Dataset items
::::

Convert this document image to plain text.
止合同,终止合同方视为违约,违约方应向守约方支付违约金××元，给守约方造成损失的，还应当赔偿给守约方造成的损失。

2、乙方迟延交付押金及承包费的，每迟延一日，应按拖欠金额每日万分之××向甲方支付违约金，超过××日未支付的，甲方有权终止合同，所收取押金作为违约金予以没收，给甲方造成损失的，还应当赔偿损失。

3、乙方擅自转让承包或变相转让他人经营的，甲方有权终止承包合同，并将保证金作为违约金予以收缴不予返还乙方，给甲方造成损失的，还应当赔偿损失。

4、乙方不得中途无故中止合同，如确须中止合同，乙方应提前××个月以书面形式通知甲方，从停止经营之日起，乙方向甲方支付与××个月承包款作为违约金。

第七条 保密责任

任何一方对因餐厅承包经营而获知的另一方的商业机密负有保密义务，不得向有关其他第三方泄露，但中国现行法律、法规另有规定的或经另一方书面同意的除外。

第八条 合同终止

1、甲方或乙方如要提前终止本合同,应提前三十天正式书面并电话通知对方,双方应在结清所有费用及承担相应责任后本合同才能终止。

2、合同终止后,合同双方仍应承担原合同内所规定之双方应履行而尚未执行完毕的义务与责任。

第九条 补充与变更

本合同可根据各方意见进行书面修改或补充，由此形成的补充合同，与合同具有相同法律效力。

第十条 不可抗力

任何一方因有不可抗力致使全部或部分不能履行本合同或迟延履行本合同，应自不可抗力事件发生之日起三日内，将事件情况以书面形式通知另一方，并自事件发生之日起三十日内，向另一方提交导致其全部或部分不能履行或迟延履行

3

::::

Repeat all entries. Match them exactly.

Convert this document image to plain text.
止合同,终止合同方视为违约,违约方应向守约方支付违约金××元，给守约方造成损失的，还应当赔偿给守约方造成的损失。

2、乙方迟延交付押金及承包费的，每迟延一日，应按拖欠金额每日万分之××向甲方支付违约金，超过××日未支付的，甲方有权终止合同，所收取押金作为违约金予以没收，给甲方造成损失的，还应当赔偿损失。

3、乙方擅自转让承包或变相转让他人经营的，甲方有权终止承包合同，并将保证金作为违约金予以收缴不予返还乙方，给甲方造成损失的，还应当赔偿损失。

4、乙方不得中途无故中止合同，如确须中止合同，乙方应提前××个月以书面形式通知甲方，从停止经营之日起，乙方向甲方支付与××个月承包款作为违约金。

第七条 保密责任

任何一方对因餐厅承包经营而获知的另一方的商业机密负有保密义务，不得向有关其他第三方泄露，但中国现行法律、法规另有规定的或经另一方书面同意的除外。

第八条 合同终止

1、甲方或乙方如要提前终止本合同,应提前三十天正式书面并电话通知对方,双方应在结清所有费用及承担相应责任后本合同才能终止。

2、合同终止后,合同双方仍应承担原合同内所规定之双方应履行而尚未执行完毕的义务与责任。

第九条 补充与变更

本合同可根据各方意见进行书面修改或补充，由此形成的补充合同，与合同具有相同法律效力。

第十条 不可抗力

任何一方因有不可抗力致使全部或部分不能履行本合同或迟延履行本合同，应自不可抗力事件发生之日起三日内，将事件情况以书面形式通知另一方，并自事件发生之日起三十日内，向另一方提交导致其全部或部分不能履行或迟延履行

3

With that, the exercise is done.